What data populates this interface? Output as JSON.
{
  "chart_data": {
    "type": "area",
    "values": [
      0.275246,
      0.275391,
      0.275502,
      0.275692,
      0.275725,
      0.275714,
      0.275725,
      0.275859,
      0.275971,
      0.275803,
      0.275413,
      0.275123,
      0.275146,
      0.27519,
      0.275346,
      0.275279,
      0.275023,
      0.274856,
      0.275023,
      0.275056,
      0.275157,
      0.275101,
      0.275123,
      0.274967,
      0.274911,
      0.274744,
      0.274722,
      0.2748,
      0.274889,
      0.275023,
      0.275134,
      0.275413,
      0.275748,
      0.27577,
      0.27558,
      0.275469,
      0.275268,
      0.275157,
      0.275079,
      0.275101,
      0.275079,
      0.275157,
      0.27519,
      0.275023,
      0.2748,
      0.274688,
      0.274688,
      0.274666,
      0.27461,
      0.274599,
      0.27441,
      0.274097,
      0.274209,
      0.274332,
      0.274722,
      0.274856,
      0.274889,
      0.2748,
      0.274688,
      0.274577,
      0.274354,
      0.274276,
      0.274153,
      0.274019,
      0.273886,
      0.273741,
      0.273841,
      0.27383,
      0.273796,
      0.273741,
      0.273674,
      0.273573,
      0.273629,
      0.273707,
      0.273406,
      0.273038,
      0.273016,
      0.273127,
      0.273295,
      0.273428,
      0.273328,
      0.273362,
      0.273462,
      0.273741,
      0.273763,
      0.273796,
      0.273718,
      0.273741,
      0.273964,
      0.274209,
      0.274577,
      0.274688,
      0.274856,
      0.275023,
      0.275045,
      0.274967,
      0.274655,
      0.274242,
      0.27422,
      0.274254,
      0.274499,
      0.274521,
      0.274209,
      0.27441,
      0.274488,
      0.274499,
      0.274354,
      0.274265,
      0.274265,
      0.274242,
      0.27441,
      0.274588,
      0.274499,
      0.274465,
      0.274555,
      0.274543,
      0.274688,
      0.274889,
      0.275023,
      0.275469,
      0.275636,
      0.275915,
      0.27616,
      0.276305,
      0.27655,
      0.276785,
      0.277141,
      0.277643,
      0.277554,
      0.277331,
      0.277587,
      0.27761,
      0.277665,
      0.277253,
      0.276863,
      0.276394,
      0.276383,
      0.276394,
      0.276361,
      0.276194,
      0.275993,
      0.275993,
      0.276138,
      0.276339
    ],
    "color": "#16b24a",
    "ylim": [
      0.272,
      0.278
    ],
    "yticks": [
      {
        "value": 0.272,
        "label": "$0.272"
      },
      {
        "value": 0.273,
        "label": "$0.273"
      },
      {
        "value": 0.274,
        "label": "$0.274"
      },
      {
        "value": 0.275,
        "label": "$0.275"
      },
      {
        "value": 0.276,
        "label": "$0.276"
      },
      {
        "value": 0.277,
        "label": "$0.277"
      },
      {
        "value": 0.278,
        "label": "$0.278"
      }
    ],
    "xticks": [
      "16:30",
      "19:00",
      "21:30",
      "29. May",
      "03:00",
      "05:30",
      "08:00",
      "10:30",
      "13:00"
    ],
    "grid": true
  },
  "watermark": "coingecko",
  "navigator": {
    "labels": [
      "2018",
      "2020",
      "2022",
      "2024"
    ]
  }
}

***

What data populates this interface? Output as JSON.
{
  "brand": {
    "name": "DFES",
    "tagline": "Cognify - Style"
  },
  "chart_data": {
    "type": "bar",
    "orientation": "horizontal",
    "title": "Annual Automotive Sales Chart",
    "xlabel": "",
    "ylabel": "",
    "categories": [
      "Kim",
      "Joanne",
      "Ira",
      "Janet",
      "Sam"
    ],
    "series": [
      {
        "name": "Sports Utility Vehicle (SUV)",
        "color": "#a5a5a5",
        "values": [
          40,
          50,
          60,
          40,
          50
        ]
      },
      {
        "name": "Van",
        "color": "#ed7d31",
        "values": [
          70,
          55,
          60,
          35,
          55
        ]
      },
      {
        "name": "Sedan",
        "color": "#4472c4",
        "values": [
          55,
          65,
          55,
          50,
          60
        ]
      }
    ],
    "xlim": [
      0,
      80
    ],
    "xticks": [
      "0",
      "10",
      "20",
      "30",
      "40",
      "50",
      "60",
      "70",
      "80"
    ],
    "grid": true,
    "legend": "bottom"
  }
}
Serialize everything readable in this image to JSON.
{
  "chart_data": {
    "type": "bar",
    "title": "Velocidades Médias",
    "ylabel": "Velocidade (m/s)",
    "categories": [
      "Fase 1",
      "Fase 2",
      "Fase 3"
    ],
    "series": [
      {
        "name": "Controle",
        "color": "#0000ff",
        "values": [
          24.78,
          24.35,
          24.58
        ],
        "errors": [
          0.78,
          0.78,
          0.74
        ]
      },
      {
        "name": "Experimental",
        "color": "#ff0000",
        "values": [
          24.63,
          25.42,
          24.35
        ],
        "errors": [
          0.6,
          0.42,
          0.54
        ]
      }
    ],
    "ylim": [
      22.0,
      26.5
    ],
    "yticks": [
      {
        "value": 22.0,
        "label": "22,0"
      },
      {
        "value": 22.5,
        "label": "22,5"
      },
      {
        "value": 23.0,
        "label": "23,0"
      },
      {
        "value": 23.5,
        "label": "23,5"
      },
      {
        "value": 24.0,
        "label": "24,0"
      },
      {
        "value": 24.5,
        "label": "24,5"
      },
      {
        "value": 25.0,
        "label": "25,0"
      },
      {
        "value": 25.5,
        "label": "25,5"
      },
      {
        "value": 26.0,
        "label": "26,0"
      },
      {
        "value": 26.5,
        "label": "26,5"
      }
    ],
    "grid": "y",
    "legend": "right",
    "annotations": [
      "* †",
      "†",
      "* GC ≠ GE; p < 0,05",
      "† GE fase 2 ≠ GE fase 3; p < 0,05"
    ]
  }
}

***

*Problem details*. List every line above that holds the word "title".

*Task response*.
    "title": "Annual Automotive Sales Chart",
    "title": "Velocidades Médias",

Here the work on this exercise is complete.